__EXERCISE MATERIALS__
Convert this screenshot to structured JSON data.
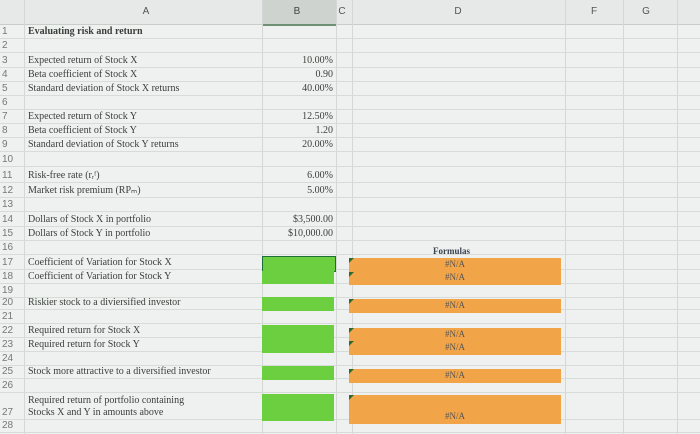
{
  "columns": [
    "A",
    "B",
    "C",
    "D",
    "F",
    "G"
  ],
  "title": "Evaluating risk and return",
  "rows": [
    {
      "n": "1"
    },
    {
      "n": "2"
    },
    {
      "n": "3"
    },
    {
      "n": "4"
    },
    {
      "n": "5"
    },
    {
      "n": "6"
    },
    {
      "n": "7"
    },
    {
      "n": "8"
    },
    {
      "n": "9"
    },
    {
      "n": "10"
    },
    {
      "n": "11"
    },
    {
      "n": "12"
    },
    {
      "n": "13"
    },
    {
      "n": "14"
    },
    {
      "n": "15"
    },
    {
      "n": "16"
    },
    {
      "n": "17"
    },
    {
      "n": "18"
    },
    {
      "n": "19"
    },
    {
      "n": "20"
    },
    {
      "n": "21"
    },
    {
      "n": "22"
    },
    {
      "n": "23"
    },
    {
      "n": "24"
    },
    {
      "n": "25"
    },
    {
      "n": "26"
    },
    {
      "n": "27"
    },
    {
      "n": "28"
    }
  ],
  "inputs": {
    "exp_ret_x_label": "Expected return of Stock X",
    "exp_ret_x": "10.00%",
    "beta_x_label": "Beta coefficient of Stock X",
    "beta_x": "0.90",
    "sd_x_label": "Standard deviation of Stock X returns",
    "sd_x": "40.00%",
    "exp_ret_y_label": "Expected return of Stock Y",
    "exp_ret_y": "12.50%",
    "beta_y_label": "Beta coefficient of Stock Y",
    "beta_y": "1.20",
    "sd_y_label": "Standard deviation of Stock Y returns",
    "sd_y": "20.00%",
    "rf_label": "Risk-free rate (rᵣᶠ)",
    "rf": "6.00%",
    "mrp_label": "Market risk premium (RPₘ)",
    "mrp": "5.00%",
    "dollars_x_label": "Dollars of Stock X in portfolio",
    "dollars_x": "$3,500.00",
    "dollars_y_label": "Dollars of Stock Y in portfolio",
    "dollars_y": "$10,000.00"
  },
  "outputs": {
    "formulas_header": "Formulas",
    "cv_x_label": "Coefficient of Variation for Stock X",
    "cv_y_label": "Coefficient of Variation for Stock Y",
    "riskier_label": "Riskier stock to a diviersified investor",
    "req_x_label": "Required return for Stock X",
    "req_y_label": "Required return for Stock Y",
    "attractive_label": "Stock more attractive to a diversified investor",
    "portfolio_label_1": "Required return of portfolio containing",
    "portfolio_label_2": "Stocks X and Y in amounts above",
    "na": "#N/A"
  },
  "colors": {
    "input_green": "#6ccf3f",
    "formula_orange": "#f2a448"
  }
}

__WHAT THIS TASK INVOLVES__
Note each line of the entries that has "deviation" in it, and copy those lines.

__TASK RESPONSE__
    "sd_x_label": "Standard deviation of Stock X returns",
    "sd_y_label": "Standard deviation of Stock Y returns",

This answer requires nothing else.